§ **PROMPT**:
For every line in the records that has the word "type", make a copy.

§ **Figure contents as structured data**:
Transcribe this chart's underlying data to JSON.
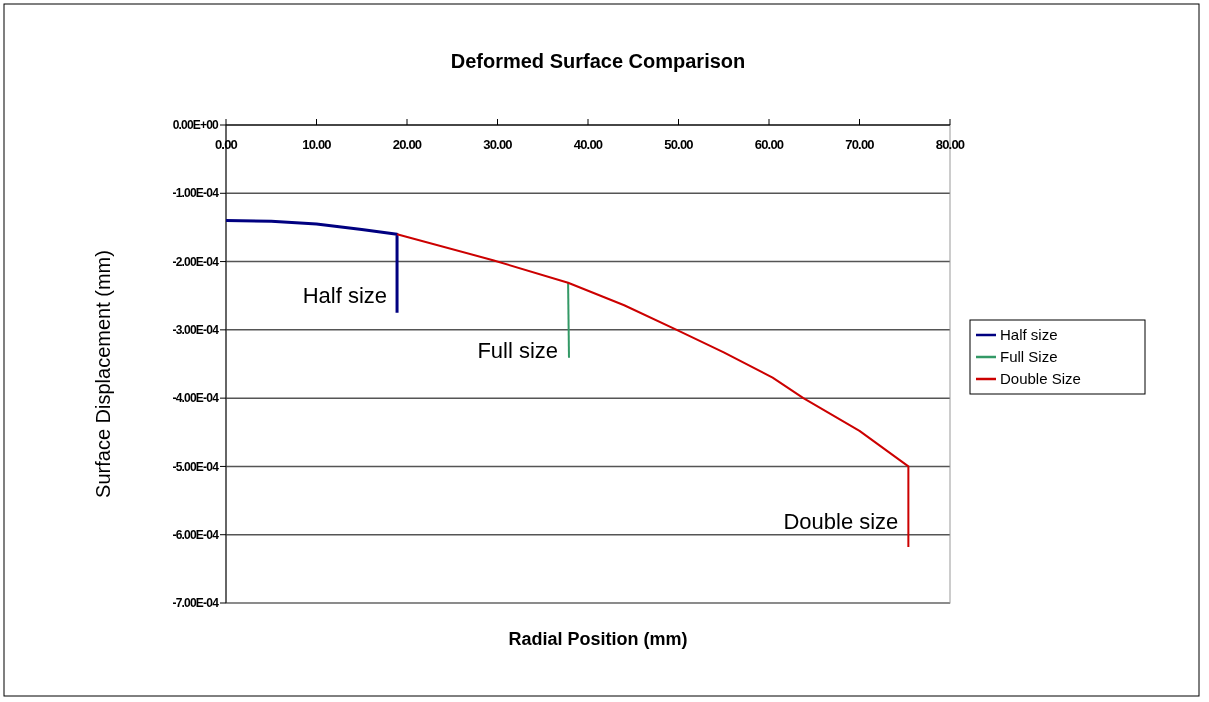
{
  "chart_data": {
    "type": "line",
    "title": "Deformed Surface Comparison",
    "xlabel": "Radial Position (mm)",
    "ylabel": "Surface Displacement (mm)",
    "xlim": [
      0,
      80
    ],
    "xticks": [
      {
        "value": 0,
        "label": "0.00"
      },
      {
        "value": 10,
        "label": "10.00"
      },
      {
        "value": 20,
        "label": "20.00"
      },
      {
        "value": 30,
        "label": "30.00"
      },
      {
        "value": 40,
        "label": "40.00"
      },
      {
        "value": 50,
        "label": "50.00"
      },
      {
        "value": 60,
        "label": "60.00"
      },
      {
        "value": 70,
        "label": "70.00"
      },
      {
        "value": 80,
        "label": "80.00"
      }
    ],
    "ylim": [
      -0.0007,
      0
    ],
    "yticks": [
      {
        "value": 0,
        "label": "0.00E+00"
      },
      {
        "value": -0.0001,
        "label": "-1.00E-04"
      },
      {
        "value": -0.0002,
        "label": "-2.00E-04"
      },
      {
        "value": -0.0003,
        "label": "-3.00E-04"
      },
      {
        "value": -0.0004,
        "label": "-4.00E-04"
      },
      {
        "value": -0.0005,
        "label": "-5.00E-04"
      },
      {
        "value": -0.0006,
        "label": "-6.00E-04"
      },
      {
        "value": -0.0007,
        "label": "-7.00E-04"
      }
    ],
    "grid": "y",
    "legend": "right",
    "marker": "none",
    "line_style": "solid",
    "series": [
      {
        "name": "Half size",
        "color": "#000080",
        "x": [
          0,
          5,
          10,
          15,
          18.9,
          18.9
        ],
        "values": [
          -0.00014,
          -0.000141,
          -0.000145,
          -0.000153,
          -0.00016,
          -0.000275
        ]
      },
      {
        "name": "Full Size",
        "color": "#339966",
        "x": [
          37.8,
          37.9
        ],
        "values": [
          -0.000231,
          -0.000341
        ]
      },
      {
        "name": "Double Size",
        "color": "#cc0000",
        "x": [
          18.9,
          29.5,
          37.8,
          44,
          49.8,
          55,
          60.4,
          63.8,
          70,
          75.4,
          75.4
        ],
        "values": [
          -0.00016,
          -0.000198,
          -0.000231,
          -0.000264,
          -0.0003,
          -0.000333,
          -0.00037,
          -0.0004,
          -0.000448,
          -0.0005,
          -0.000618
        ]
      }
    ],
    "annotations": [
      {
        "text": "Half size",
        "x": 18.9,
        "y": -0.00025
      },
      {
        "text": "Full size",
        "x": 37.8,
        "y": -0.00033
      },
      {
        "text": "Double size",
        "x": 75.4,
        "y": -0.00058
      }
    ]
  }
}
---
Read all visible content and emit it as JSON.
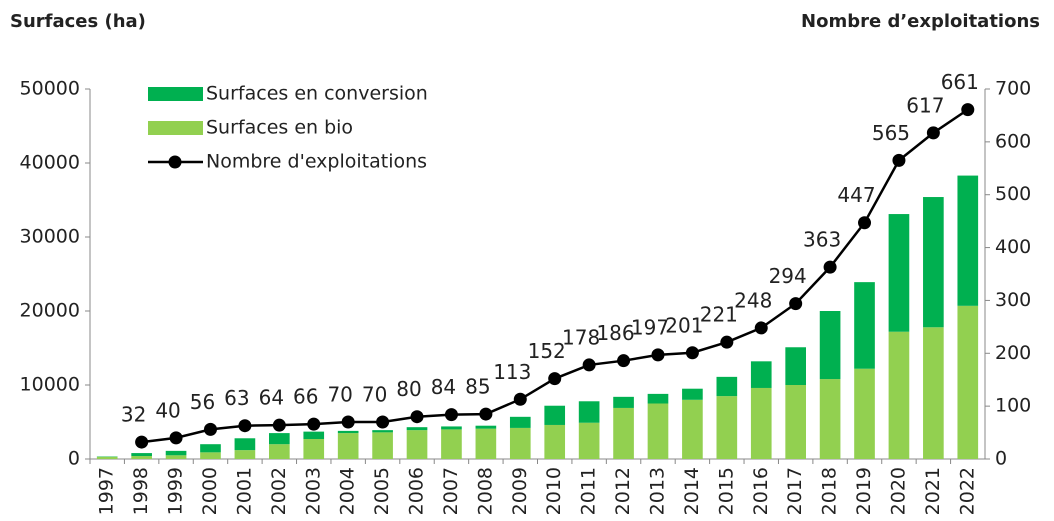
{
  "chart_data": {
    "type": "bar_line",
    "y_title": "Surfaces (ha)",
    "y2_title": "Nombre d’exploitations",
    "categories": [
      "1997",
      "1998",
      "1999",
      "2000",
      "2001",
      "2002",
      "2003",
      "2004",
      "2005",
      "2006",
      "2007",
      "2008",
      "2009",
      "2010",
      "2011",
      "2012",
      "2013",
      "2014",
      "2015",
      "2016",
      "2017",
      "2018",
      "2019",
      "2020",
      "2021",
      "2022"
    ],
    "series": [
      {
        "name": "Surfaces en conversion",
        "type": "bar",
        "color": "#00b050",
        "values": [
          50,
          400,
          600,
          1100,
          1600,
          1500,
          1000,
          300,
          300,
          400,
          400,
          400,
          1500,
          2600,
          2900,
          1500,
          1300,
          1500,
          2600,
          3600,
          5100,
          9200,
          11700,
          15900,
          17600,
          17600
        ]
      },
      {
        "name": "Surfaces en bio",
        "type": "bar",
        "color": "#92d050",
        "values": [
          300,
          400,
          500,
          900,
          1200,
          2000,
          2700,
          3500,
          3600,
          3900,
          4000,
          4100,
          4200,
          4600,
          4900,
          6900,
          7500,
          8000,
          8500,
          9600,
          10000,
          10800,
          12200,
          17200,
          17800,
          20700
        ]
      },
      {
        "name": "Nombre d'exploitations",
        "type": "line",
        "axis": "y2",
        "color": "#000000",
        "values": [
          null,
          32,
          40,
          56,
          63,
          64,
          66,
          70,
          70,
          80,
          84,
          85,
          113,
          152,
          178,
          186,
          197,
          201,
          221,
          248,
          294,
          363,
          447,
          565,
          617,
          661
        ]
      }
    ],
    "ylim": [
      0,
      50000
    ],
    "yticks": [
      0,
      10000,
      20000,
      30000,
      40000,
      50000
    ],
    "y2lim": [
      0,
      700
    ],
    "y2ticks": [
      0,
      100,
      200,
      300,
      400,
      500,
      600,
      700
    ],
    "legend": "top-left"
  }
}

§ **REPLY**:
    "type": "line",
    "type": "bar_line",
        "type": "bar",
        "type": "bar",
        "type": "line",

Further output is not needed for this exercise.